Stored records
────────────────────────────────────────
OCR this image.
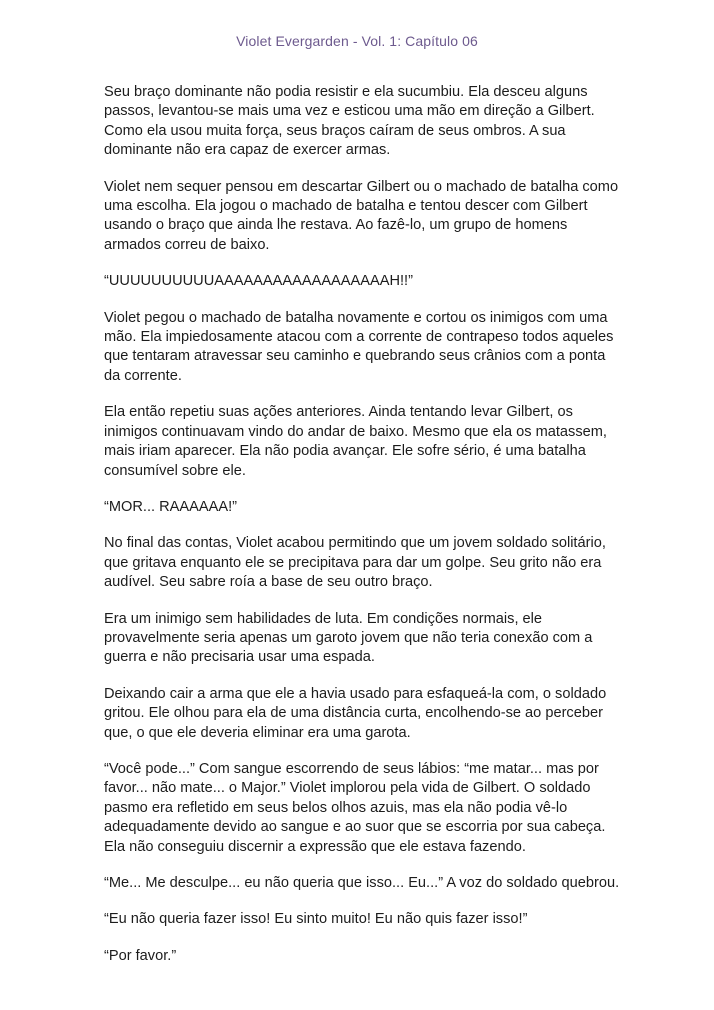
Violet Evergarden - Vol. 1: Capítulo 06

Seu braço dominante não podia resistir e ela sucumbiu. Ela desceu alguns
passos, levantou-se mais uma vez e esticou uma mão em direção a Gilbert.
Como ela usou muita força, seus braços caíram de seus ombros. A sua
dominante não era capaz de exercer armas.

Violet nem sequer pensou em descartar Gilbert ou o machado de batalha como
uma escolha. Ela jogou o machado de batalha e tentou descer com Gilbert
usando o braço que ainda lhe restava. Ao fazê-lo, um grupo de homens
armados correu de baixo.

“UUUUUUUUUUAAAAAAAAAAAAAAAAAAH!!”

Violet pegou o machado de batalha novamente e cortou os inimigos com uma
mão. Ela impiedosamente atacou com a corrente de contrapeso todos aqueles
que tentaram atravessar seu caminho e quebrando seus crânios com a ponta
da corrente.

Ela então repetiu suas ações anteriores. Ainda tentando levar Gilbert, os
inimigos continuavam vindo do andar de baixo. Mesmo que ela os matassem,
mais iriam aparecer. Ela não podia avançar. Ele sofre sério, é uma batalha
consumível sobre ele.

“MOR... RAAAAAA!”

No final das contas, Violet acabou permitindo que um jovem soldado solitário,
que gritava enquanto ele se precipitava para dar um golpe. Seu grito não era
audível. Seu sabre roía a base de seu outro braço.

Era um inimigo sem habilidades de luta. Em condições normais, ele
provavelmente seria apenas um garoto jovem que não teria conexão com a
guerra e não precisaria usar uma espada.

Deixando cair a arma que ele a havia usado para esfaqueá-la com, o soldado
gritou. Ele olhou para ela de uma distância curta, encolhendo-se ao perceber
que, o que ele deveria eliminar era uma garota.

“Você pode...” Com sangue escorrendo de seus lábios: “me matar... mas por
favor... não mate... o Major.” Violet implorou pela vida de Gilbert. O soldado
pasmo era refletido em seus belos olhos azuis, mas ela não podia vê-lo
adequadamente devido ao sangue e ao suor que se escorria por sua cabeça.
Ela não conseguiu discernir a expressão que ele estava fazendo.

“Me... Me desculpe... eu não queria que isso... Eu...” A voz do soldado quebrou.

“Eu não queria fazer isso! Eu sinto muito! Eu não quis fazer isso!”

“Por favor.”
────────────────────────────────────────
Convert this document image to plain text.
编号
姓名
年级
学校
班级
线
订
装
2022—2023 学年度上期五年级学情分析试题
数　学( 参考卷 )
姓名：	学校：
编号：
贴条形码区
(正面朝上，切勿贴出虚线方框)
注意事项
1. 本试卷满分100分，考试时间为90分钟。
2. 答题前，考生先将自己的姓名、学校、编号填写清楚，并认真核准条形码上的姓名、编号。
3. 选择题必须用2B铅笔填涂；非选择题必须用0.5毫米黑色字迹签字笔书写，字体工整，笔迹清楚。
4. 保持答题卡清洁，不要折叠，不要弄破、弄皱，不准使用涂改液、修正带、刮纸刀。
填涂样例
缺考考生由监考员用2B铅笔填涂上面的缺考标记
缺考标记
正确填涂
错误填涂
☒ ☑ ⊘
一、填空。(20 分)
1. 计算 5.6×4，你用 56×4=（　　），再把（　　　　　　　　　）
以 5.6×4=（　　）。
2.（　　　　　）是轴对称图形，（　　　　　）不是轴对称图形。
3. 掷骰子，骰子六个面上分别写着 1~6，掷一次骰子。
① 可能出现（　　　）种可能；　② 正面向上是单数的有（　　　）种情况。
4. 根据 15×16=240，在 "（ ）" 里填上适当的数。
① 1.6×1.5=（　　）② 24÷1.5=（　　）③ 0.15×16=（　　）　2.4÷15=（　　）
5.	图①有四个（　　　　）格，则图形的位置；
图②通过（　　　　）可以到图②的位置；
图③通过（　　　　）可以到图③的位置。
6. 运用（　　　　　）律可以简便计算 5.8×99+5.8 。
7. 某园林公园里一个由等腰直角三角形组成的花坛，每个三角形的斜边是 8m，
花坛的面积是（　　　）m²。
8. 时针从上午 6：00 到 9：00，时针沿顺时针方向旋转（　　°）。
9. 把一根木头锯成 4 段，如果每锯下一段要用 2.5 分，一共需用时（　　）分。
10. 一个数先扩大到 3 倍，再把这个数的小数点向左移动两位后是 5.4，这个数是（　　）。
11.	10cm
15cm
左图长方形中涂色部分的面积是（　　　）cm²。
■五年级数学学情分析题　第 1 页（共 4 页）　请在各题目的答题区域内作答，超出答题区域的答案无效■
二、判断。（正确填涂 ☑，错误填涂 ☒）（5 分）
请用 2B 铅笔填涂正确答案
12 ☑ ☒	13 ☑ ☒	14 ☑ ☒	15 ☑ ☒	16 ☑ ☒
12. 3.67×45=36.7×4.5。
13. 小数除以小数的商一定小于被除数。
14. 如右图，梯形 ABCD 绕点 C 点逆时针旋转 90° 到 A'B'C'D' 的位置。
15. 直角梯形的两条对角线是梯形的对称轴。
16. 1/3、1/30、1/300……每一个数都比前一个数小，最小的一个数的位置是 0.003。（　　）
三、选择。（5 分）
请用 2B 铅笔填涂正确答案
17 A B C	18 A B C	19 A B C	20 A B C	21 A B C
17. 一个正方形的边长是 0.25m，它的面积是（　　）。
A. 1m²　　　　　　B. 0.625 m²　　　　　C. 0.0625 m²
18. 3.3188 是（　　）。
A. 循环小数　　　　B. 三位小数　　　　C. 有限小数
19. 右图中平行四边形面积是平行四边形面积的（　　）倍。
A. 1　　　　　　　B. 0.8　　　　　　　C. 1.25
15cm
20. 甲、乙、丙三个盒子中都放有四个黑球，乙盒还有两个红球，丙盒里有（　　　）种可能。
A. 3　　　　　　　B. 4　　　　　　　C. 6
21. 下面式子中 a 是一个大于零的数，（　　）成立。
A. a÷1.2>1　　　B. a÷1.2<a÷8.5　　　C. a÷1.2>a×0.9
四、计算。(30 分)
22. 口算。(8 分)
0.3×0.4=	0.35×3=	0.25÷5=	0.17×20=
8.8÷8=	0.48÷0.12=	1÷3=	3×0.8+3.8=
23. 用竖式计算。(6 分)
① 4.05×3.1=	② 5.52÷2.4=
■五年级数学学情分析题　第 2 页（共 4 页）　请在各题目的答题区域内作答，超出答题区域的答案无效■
────────────────────────────────────────
Task requirements
Return all the lines that contain the string "corrente".

In response
mão. Ela impiedosamente atacou com a corrente de contrapeso todos aqueles
da corrente.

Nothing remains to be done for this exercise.